━━ DATA SUPPLIED

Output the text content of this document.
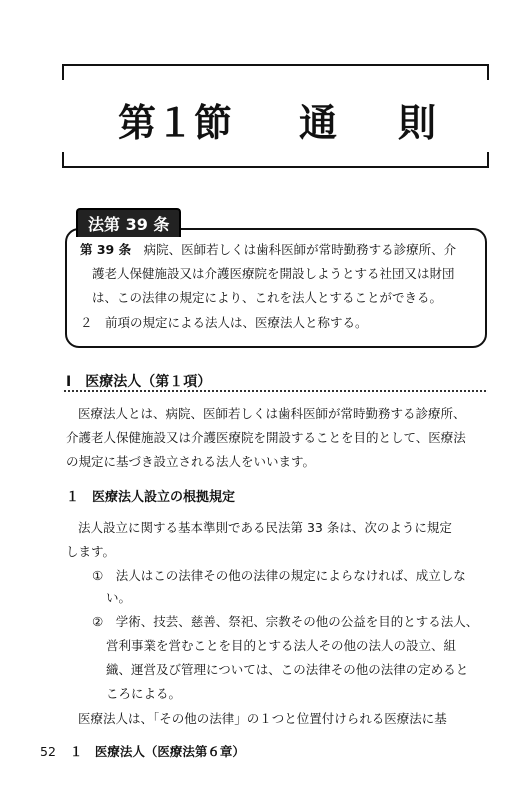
第１節 通 則
法第 39 条
第 39 条　 病院、医師若しくは歯科医師が常時勤務する診療所、介
護老人保健施設又は介護医療院を開設しようとする社団又は財団
は、この法律の規定により、これを法人とすることができる。
２　前項の規定による法人は、医療法人と称する。
Ⅰ　医療法人（第１項）
医療法人とは、病院、医師若しくは歯科医師が常時勤務する診療所、
介護老人保健施設又は介護医療院を開設することを目的として、医療法
の規定に基づき設立される法人をいいます。
１　医療法人設立の根拠規定
法人設立に関する基本準則である民法第 33 条は、次のように規定
します。
①　法人はこの法律その他の法律の規定によらなければ、成立しな
い。
②　学術、技芸、慈善、祭祀、宗教その他の公益を目的とする法人、
営利事業を営むことを目的とする法人その他の法人の設立、組
織、運営及び管理については、この法律その他の法律の定めると
ころによる。
医療法人は、「その他の法律」の１つと位置付けられる医療法に基
52 １　医療法人（医療法第６章）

━━━━

- **EXERCISE REQUIREMENTS**:
Go through the listing above and report how many of its lines contain the word "医師若しくは歯科医師が常時勤務する診療所", with only the number as output.

- **REPLY TO THE TASK**:
2